* _Boxed label entries_:
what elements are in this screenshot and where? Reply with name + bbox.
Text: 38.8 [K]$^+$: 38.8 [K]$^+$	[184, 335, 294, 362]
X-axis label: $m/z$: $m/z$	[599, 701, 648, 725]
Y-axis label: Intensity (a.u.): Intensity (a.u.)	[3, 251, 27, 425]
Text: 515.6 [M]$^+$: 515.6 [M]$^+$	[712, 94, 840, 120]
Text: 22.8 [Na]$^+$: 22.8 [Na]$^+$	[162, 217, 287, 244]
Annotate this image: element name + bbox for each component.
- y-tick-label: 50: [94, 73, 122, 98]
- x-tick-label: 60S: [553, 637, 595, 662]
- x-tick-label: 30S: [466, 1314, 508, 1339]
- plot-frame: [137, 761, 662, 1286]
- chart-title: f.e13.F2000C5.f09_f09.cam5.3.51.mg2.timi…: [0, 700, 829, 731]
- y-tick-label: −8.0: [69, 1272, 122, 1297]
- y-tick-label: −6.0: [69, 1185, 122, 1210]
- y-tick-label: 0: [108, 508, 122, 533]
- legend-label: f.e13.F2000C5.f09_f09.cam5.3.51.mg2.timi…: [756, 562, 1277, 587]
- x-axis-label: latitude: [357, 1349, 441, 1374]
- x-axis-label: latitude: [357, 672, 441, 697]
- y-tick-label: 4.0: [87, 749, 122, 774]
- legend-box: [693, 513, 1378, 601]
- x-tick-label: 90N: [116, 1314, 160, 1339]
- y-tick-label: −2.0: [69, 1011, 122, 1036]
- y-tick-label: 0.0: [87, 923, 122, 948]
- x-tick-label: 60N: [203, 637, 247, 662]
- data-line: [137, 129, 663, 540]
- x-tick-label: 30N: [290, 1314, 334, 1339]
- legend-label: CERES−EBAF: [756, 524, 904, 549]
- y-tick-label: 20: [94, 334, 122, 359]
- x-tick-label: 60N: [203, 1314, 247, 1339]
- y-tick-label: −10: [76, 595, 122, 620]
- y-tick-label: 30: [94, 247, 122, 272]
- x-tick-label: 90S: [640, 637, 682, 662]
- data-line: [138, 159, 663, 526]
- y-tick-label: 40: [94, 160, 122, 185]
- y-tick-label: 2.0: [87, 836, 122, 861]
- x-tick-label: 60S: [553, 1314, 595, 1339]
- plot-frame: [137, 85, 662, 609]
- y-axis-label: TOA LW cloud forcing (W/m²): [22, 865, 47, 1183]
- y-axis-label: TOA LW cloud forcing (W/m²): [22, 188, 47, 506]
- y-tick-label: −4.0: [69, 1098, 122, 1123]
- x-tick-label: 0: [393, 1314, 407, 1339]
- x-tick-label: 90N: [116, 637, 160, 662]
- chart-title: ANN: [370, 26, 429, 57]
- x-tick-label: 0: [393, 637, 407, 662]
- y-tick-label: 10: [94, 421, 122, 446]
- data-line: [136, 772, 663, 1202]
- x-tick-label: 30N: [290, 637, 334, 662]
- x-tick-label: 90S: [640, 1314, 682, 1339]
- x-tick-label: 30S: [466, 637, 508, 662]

* _STATED TASK_: Copy every line of the entries above verbatim, from start to finish.

* _THE SOLUTION_:
what elements are in this screenshot and where? Reply with name + bbox.
Text: 38.8 [K]$^+$: 38.8 [K]$^+$	[184, 335, 294, 362]
X-axis label: $m/z$: $m/z$	[599, 701, 648, 725]
Y-axis label: Intensity (a.u.): Intensity (a.u.)	[3, 251, 27, 425]
Text: 515.6 [M]$^+$: 515.6 [M]$^+$	[712, 94, 840, 120]
Text: 22.8 [Na]$^+$: 22.8 [Na]$^+$	[162, 217, 287, 244]
Annotate this image: element name + bbox for each component.
- y-tick-label: 50: [94, 73, 122, 98]
- x-tick-label: 60S: [553, 637, 595, 662]
- x-tick-label: 30S: [466, 1314, 508, 1339]
- plot-frame: [137, 761, 662, 1286]
- chart-title: f.e13.F2000C5.f09_f09.cam5.3.51.mg2.timi…: [0, 700, 829, 731]
- y-tick-label: −8.0: [69, 1272, 122, 1297]
- y-tick-label: −6.0: [69, 1185, 122, 1210]
- y-tick-label: 0: [108, 508, 122, 533]
- legend-label: f.e13.F2000C5.f09_f09.cam5.3.51.mg2.timi…: [756, 562, 1277, 587]
- x-axis-label: latitude: [357, 1349, 441, 1374]
- x-axis-label: latitude: [357, 672, 441, 697]
- y-tick-label: 4.0: [87, 749, 122, 774]
- legend-box: [693, 513, 1378, 601]
- x-tick-label: 90N: [116, 1314, 160, 1339]
- y-tick-label: −2.0: [69, 1011, 122, 1036]
- y-tick-label: 0.0: [87, 923, 122, 948]
- x-tick-label: 60N: [203, 637, 247, 662]
- data-line: [137, 129, 663, 540]
- x-tick-label: 30N: [290, 1314, 334, 1339]
- legend-label: CERES−EBAF: [756, 524, 904, 549]
- y-tick-label: 20: [94, 334, 122, 359]
- x-tick-label: 60N: [203, 1314, 247, 1339]
- y-tick-label: −10: [76, 595, 122, 620]
- y-tick-label: 30: [94, 247, 122, 272]
- x-tick-label: 90S: [640, 637, 682, 662]
- data-line: [138, 159, 663, 526]
- y-tick-label: 40: [94, 160, 122, 185]
- y-tick-label: 2.0: [87, 836, 122, 861]
- x-tick-label: 60S: [553, 1314, 595, 1339]
- plot-frame: [137, 85, 662, 609]
- y-axis-label: TOA LW cloud forcing (W/m²): [22, 865, 47, 1183]
- y-axis-label: TOA LW cloud forcing (W/m²): [22, 188, 47, 506]
- y-tick-label: −4.0: [69, 1098, 122, 1123]
- x-tick-label: 0: [393, 1314, 407, 1339]
- x-tick-label: 90N: [116, 637, 160, 662]
- chart-title: ANN: [370, 26, 429, 57]
- x-tick-label: 0: [393, 637, 407, 662]
- y-tick-label: 10: [94, 421, 122, 446]
- data-line: [136, 772, 663, 1202]
- x-tick-label: 30N: [290, 637, 334, 662]
- x-tick-label: 90S: [640, 1314, 682, 1339]
- x-tick-label: 30S: [466, 637, 508, 662]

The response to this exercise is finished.